### Consigne
D'après l'extrait sur les performances au Tour de France, quelle place Pogacar a-t-il obtenue à la Vuelta en 2019 ?

### Extrait du texte
__________

Pourtant, du côté des concernés, sans même rappeler que les cyclistes du Tour de France sont constamment soumis à des tests antidopage, on balaie ces critiques et accusations, développant tout un argumentaire pour justifier chiffres et données hors du commun. Quitte, parfois, à jouer l’étonnement face à leurs propres performances, à l’image d’un Pogacar qui a évoqué un moment « complètement fou » et « les chiffres les plus élevés » produits dans sa carrière lors de l’ascension du plateau de Beille.
Parmi les raisons expliquant une telle progression, le Slovène de 25 ans avance plusieurs changements majeurs au cours des dernières années : les technologies déployées pour rendre les vélos de plus en plus rapides, la nutrition au sein de son collectif, les nouvelles pratiques d’entraînement avec notamment des longs camps en altitude, les réflexions mises en œuvre pour améliorer l’aérodynamisme, la posture sur la machine… Et d’aller jusqu’à évoquer une forme « d’amateurisme » en 2019, lorsqu’il réussissait son premier podium sur un grand tour, obtenant à la surprise générale la troisième place de la Vuelta.

__________

### Données
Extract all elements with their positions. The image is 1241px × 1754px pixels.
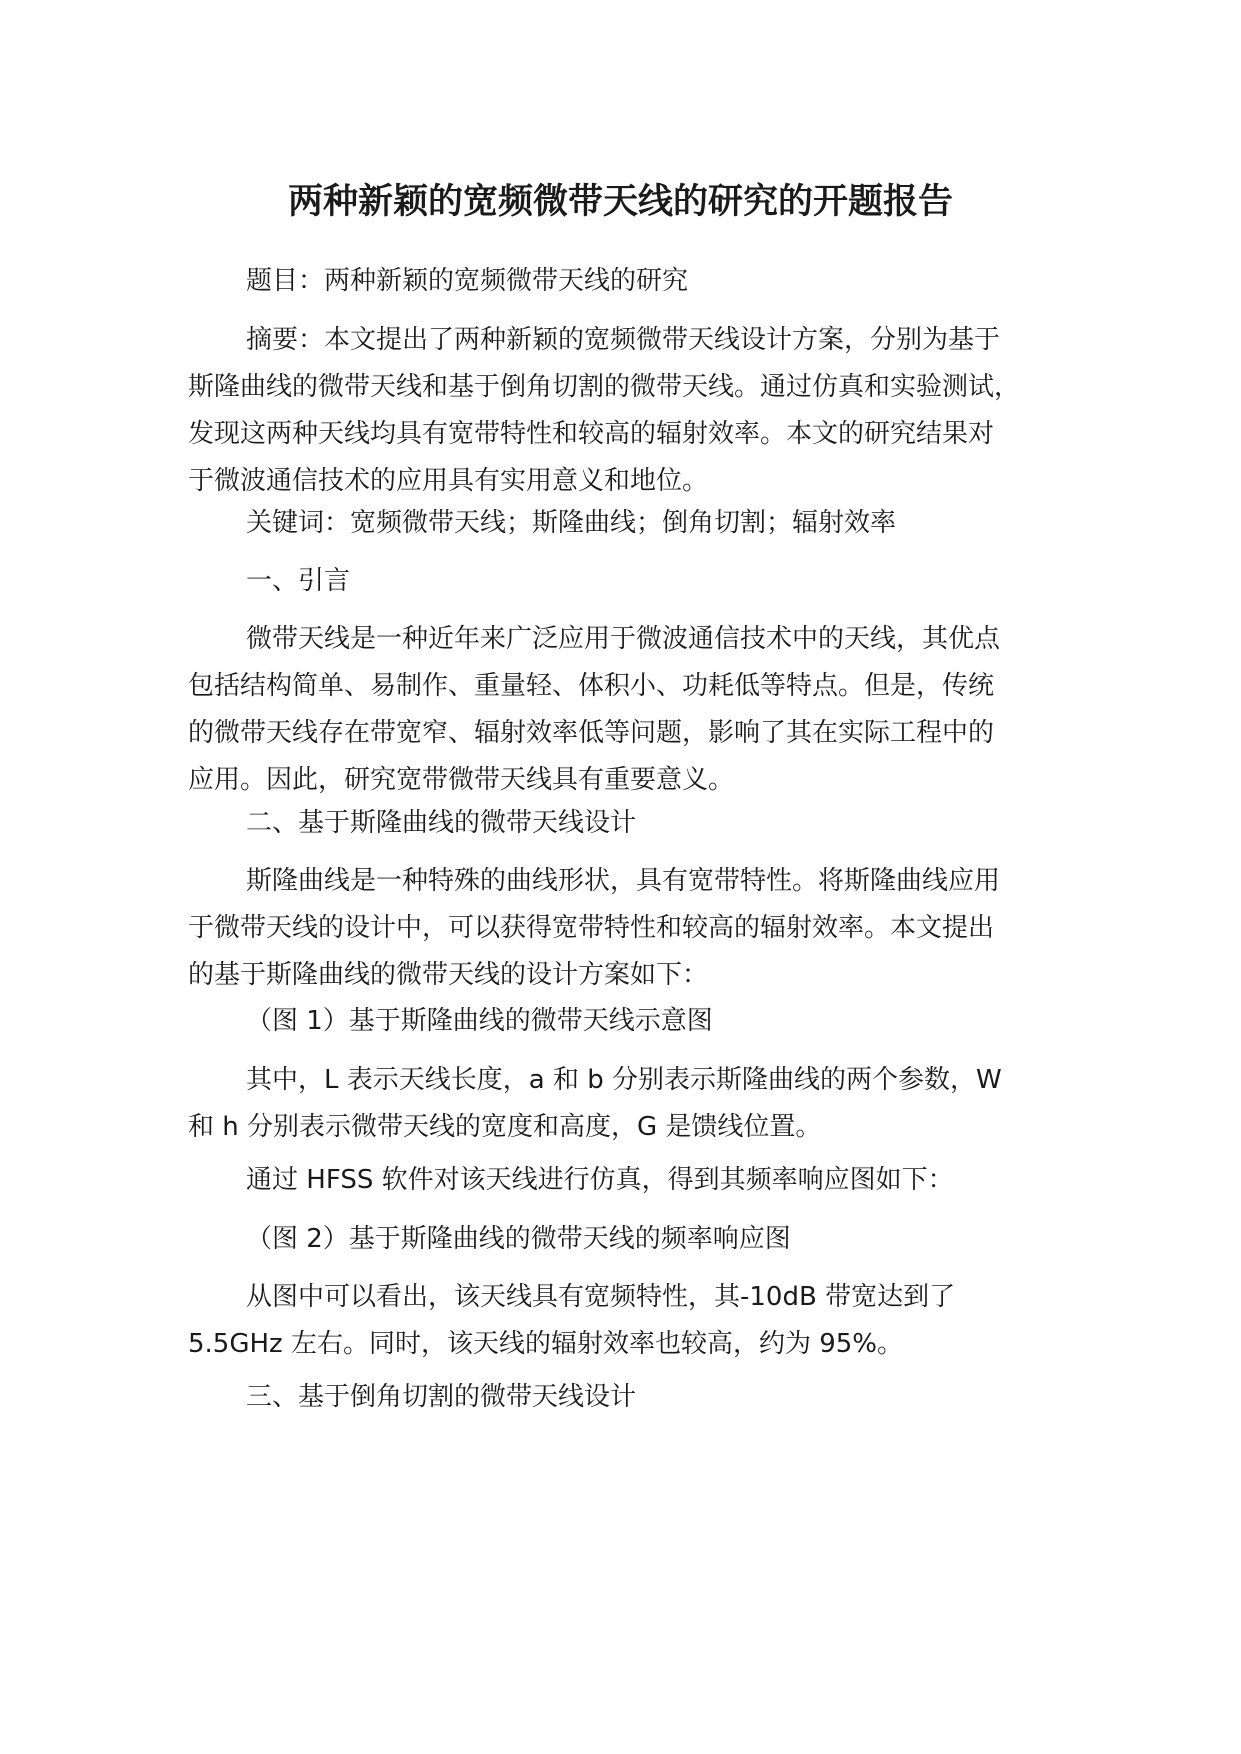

__________

### Réponse
La troisième place.